Stated task: Scan the entries for the string "title" and give the number of lines that have it, nothing further.

Dataset rows:
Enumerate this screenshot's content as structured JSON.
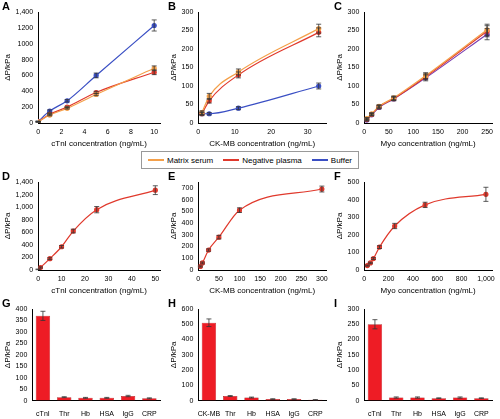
{
  "chart_data": [
    {
      "panel": "A",
      "type": "line",
      "marker": "circle",
      "legend": "bottom",
      "grid": false,
      "x_label": "cTnI concentration (ng/mL)",
      "y_label": "ΔP/kPa",
      "x": [
        0,
        1,
        2.5,
        5,
        10
      ],
      "xlim": [
        0,
        10.5
      ],
      "xticks": [
        0,
        2,
        4,
        6,
        8,
        10
      ],
      "ylim": [
        0,
        1400
      ],
      "yticks": [
        0,
        200,
        400,
        600,
        800,
        1000,
        1200,
        {
          "value": 1400,
          "label": "1,400"
        }
      ],
      "series": [
        {
          "name": "Matrix serum",
          "color": "#f4a04a",
          "values": [
            15,
            100,
            185,
            360,
            690
          ],
          "errors": [
            5,
            10,
            10,
            15,
            30
          ]
        },
        {
          "name": "Negative plasma",
          "color": "#e0392c",
          "values": [
            15,
            110,
            200,
            385,
            640
          ],
          "errors": [
            5,
            10,
            10,
            15,
            30
          ]
        },
        {
          "name": "Buffer",
          "color": "#3a4fc4",
          "values": [
            20,
            150,
            280,
            600,
            1230
          ],
          "errors": [
            5,
            15,
            15,
            30,
            70
          ]
        }
      ]
    },
    {
      "panel": "B",
      "type": "line",
      "marker": "circle",
      "grid": false,
      "x_label": "CK-MB concentration (ng/mL)",
      "y_label": "ΔP/kPa",
      "x": [
        1,
        3,
        11,
        33
      ],
      "xlim": [
        0,
        35
      ],
      "xticks": [
        0,
        10,
        20,
        30
      ],
      "ylim": [
        0,
        300
      ],
      "yticks": [
        0,
        50,
        100,
        150,
        200,
        250,
        300
      ],
      "series": [
        {
          "name": "Matrix serum",
          "color": "#f4a04a",
          "values": [
            28,
            72,
            138,
            255
          ],
          "errors": [
            5,
            8,
            8,
            12
          ]
        },
        {
          "name": "Negative plasma",
          "color": "#e0392c",
          "values": [
            25,
            60,
            130,
            245
          ],
          "errors": [
            5,
            6,
            8,
            12
          ]
        },
        {
          "name": "Buffer",
          "color": "#3a4fc4",
          "values": [
            25,
            25,
            40,
            100
          ],
          "errors": [
            3,
            3,
            4,
            8
          ]
        }
      ]
    },
    {
      "panel": "C",
      "type": "line",
      "marker": "circle",
      "grid": false,
      "x_label": "Myo concentration (ng/mL)",
      "y_label": "ΔP/kPa",
      "x": [
        5,
        15,
        30,
        60,
        125,
        250
      ],
      "xlim": [
        0,
        260
      ],
      "xticks": [
        0,
        50,
        100,
        150,
        200,
        250
      ],
      "ylim": [
        0,
        300
      ],
      "yticks": [
        0,
        50,
        100,
        150,
        200,
        250,
        300
      ],
      "series": [
        {
          "name": "Matrix serum",
          "color": "#f4a04a",
          "values": [
            12,
            25,
            45,
            68,
            128,
            252
          ],
          "errors": [
            3,
            3,
            4,
            5,
            8,
            15
          ]
        },
        {
          "name": "Negative plasma",
          "color": "#e0392c",
          "values": [
            10,
            23,
            44,
            66,
            125,
            248
          ],
          "errors": [
            3,
            3,
            4,
            5,
            8,
            15
          ]
        },
        {
          "name": "Buffer",
          "color": "#7a3fb0",
          "values": [
            8,
            22,
            42,
            65,
            122,
            240
          ],
          "errors": [
            3,
            3,
            4,
            5,
            8,
            15
          ]
        }
      ]
    },
    {
      "panel": "D",
      "type": "line",
      "marker": "circle",
      "grid": false,
      "color": "#e0392c",
      "x_label": "cTnI concentration (ng/mL)",
      "y_label": "ΔP/kPa",
      "x": [
        0,
        1,
        5,
        10,
        15,
        25,
        50
      ],
      "values": [
        10,
        40,
        180,
        370,
        620,
        960,
        1270
      ],
      "errors": [
        5,
        10,
        15,
        20,
        30,
        50,
        70
      ],
      "xlim": [
        0,
        52
      ],
      "xticks": [
        0,
        10,
        20,
        30,
        40,
        50
      ],
      "ylim": [
        0,
        1400
      ],
      "yticks": [
        0,
        200,
        400,
        600,
        800,
        {
          "value": 1000,
          "label": "1,000"
        },
        {
          "value": 1200,
          "label": "1,200"
        },
        {
          "value": 1400,
          "label": "1,400"
        }
      ]
    },
    {
      "panel": "E",
      "type": "line",
      "marker": "circle",
      "grid": false,
      "color": "#e0392c",
      "x_label": "CK-MB concentration (ng/mL)",
      "y_label": "ΔP/kPa",
      "x": [
        5,
        10,
        25,
        50,
        100,
        300
      ],
      "values": [
        30,
        60,
        170,
        280,
        510,
        690
      ],
      "errors": [
        5,
        8,
        10,
        15,
        20,
        25
      ],
      "xlim": [
        0,
        310
      ],
      "xticks": [
        0,
        50,
        100,
        150,
        200,
        250,
        300
      ],
      "ylim": [
        0,
        750
      ],
      "yticks": [
        0,
        100,
        200,
        300,
        400,
        500,
        600,
        700
      ]
    },
    {
      "panel": "F",
      "type": "line",
      "marker": "circle",
      "grid": false,
      "color": "#e0392c",
      "x_label": "Myo concentration (ng/mL)",
      "y_label": "ΔP/kPa",
      "x": [
        25,
        50,
        75,
        125,
        250,
        500,
        1000
      ],
      "values": [
        25,
        40,
        65,
        130,
        250,
        370,
        430
      ],
      "errors": [
        3,
        4,
        5,
        8,
        15,
        15,
        40
      ],
      "xlim": [
        0,
        1050
      ],
      "xticks": [
        0,
        200,
        400,
        600,
        800,
        {
          "value": 1000,
          "label": "1,000"
        }
      ],
      "ylim": [
        0,
        500
      ],
      "yticks": [
        0,
        100,
        200,
        300,
        400,
        500
      ]
    },
    {
      "panel": "G",
      "type": "bar",
      "grid": false,
      "color": "#ee1c25",
      "y_label": "ΔP/kPa",
      "categories": [
        "cTnI",
        "Thr",
        "Hb",
        "HSA",
        "IgG",
        "CRP"
      ],
      "values": [
        370,
        15,
        12,
        12,
        20,
        10
      ],
      "errors": [
        20,
        2,
        2,
        2,
        3,
        2
      ],
      "ylim": [
        0,
        400
      ],
      "yticks": [
        0,
        50,
        100,
        150,
        200,
        250,
        300,
        350,
        400
      ]
    },
    {
      "panel": "H",
      "type": "bar",
      "grid": false,
      "color": "#ee1c25",
      "y_label": "ΔP/kPa",
      "categories": [
        "CK-MB",
        "Thr",
        "Hb",
        "HSA",
        "IgG",
        "CRP"
      ],
      "values": [
        510,
        30,
        20,
        10,
        10,
        5
      ],
      "errors": [
        25,
        3,
        3,
        2,
        2,
        1
      ],
      "ylim": [
        0,
        600
      ],
      "yticks": [
        0,
        100,
        200,
        300,
        400,
        500,
        600
      ]
    },
    {
      "panel": "I",
      "type": "bar",
      "grid": false,
      "color": "#ee1c25",
      "y_label": "ΔP/kPa",
      "categories": [
        "cTnI",
        "Thr",
        "Hb",
        "HSA",
        "IgG",
        "CRP"
      ],
      "values": [
        250,
        10,
        10,
        8,
        10,
        8
      ],
      "errors": [
        15,
        2,
        2,
        1,
        2,
        1
      ],
      "ylim": [
        0,
        300
      ],
      "yticks": [
        0,
        50,
        100,
        150,
        200,
        250,
        300
      ]
    }
  ]
}
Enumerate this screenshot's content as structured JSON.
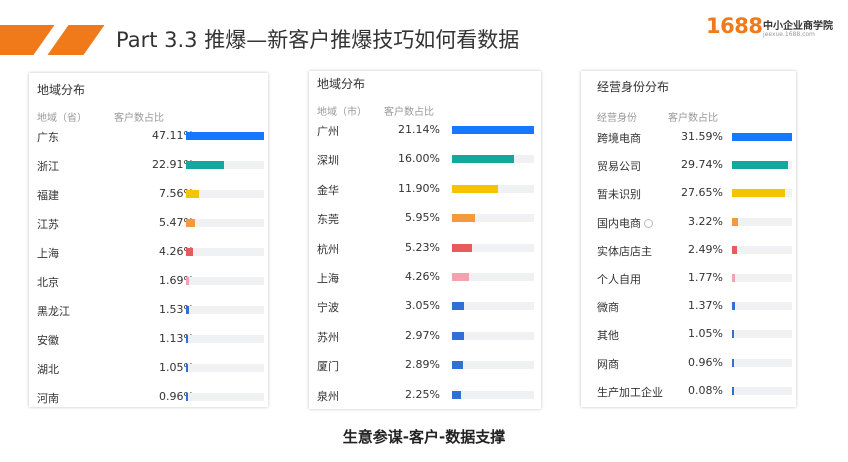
{
  "title": "Part 3.3 推爆—新客户推爆技巧如何看数据",
  "logo": {
    "number": "1688",
    "name": "中小企业商学院",
    "url": "jeexue.1688.com"
  },
  "caption": "生意参谋-客户-数据支撑",
  "colors": {
    "blue": "#1677ff",
    "teal": "#13a89e",
    "yellow": "#f5c400",
    "orange": "#f59a3c",
    "red": "#e85b5b",
    "pink": "#f3a3b0",
    "darkblue": "#2f6fd6",
    "accent": "#f07a1a"
  },
  "chart_data": [
    {
      "type": "bar",
      "title": "地域分布",
      "columns": [
        "地域（省）",
        "客户数占比"
      ],
      "categories": [
        "广东",
        "浙江",
        "福建",
        "江苏",
        "上海",
        "北京",
        "黑龙江",
        "安徽",
        "湖北",
        "河南"
      ],
      "labels": [
        "47.11%",
        "22.91%",
        "7.56%",
        "5.47%",
        "4.26%",
        "1.69%",
        "1.53%",
        "1.13%",
        "1.05%",
        "0.96%"
      ],
      "values": [
        47.11,
        22.91,
        7.56,
        5.47,
        4.26,
        1.69,
        1.53,
        1.13,
        1.05,
        0.96
      ],
      "bar_colors": [
        "blue",
        "teal",
        "yellow",
        "orange",
        "red",
        "pink",
        "darkblue",
        "darkblue",
        "darkblue",
        "darkblue"
      ]
    },
    {
      "type": "bar",
      "title": "地域分布",
      "columns": [
        "地域（市）",
        "客户数占比"
      ],
      "categories": [
        "广州",
        "深圳",
        "金华",
        "东莞",
        "杭州",
        "上海",
        "宁波",
        "苏州",
        "厦门",
        "泉州"
      ],
      "labels": [
        "21.14%",
        "16.00%",
        "11.90%",
        "5.95%",
        "5.23%",
        "4.26%",
        "3.05%",
        "2.97%",
        "2.89%",
        "2.25%"
      ],
      "values": [
        21.14,
        16.0,
        11.9,
        5.95,
        5.23,
        4.26,
        3.05,
        2.97,
        2.89,
        2.25
      ],
      "bar_colors": [
        "blue",
        "teal",
        "yellow",
        "orange",
        "red",
        "pink",
        "darkblue",
        "darkblue",
        "darkblue",
        "darkblue"
      ]
    },
    {
      "type": "bar",
      "title": "经营身份分布",
      "columns": [
        "经营身份",
        "客户数占比"
      ],
      "categories": [
        "跨境电商",
        "贸易公司",
        "暂未识别",
        "国内电商",
        "实体店店主",
        "个人自用",
        "微商",
        "其他",
        "网商",
        "生产加工企业"
      ],
      "labels": [
        "31.59%",
        "29.74%",
        "27.65%",
        "3.22%",
        "2.49%",
        "1.77%",
        "1.37%",
        "1.05%",
        "0.96%",
        "0.08%"
      ],
      "values": [
        31.59,
        29.74,
        27.65,
        3.22,
        2.49,
        1.77,
        1.37,
        1.05,
        0.96,
        0.08
      ],
      "bar_colors": [
        "blue",
        "teal",
        "yellow",
        "orange",
        "red",
        "pink",
        "darkblue",
        "darkblue",
        "darkblue",
        "darkblue"
      ],
      "info_icon_index": 3
    }
  ]
}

Answer to this problem: 4